- [Required work]:
**1)** In the k-bit combinations post below, copy word for word the passage that begins with "We need to find" and ends after "void findBitCombinations(int k)".
**2)** Translate this sentence from the k-bit combinations post below into Spanish: "We can use Dynamic Programming to save solutions of sub-problems."
**3)** In the k-bit combinations post below, which number should come first when two numbers have the same number of set bits?

### Selected extract

## Saturday, August 20, 2016

### Find all combinations of k-bit numbers with n bits set where 1 <= n <= k in sorted order - GeeksforGeeks

Find all combinations of k-bit numbers with n bits set where 1 <= n <= k in sorted order - GeeksforGeeks
Given a number k, find all the possible combinations of k-bit numbers with n-bits set where 1 <= n <= k. The solution should print all numbers with one set bit first, followed by numbers with two bits set,.. up to the numbers whose all k-bits are set. If two numbers have the same number of set bits, then smaller number should come first.

We need to find all the possible combinations of k-bit numbers with n set bits where 1 <= n <= k. If we carefully analyze, we see that problem can further be divided into sub-problems. We can find all combinations of length k with n ones by prefixing 0 to all combinations of length k-1 with n ones and 1 to all combinations of length k-1 with n-1 ones. We can use Dynamic Programming to save solutions of sub-problems.
// maximum allowed value of K
#define K 16

// DP lookup table
vector<string> DP[K][K];

// Function to find all combinations k-bit numbers with
// n-bits set where 1 <= n <= k
void findBitCombinations(int k)

######
### Dataset section

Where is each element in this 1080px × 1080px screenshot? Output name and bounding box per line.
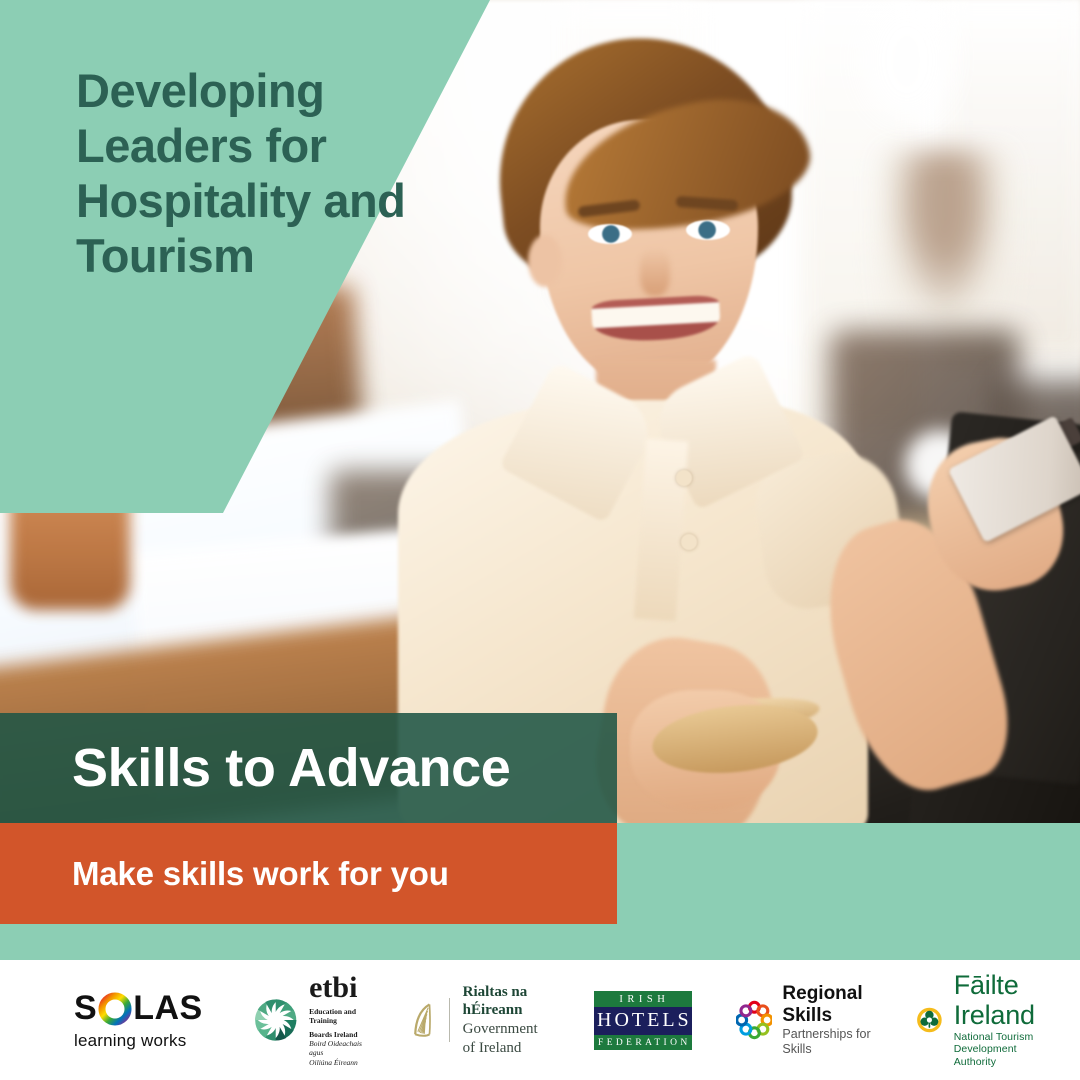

######

- [Outputs for the tasks]:
**1)**
We need to find all the possible combinations of k-bit numbers with n set bits where 1 <= n <= k. If we carefully analyze, we see that problem can further be divided into sub-problems. We can find all combinations of length k with n ones by prefixing 0 to all combinations of length k-1 with n ones and 1 to all combinations of length k-1 with n-1 ones. We can use Dynamic Programming to save solutions of sub-problems.
// maximum allowed value of K
#define K 16

// DP lookup table
vector<string> DP[K][K];

// Function to find all combinations k-bit numbers with
// n-bits set where 1 <= n <= k
void findBitCombinations(int k)

**2)** Podemos usar programación dinámica para guardar las soluciones de los subproblemas.

**3)** The smaller number should come first.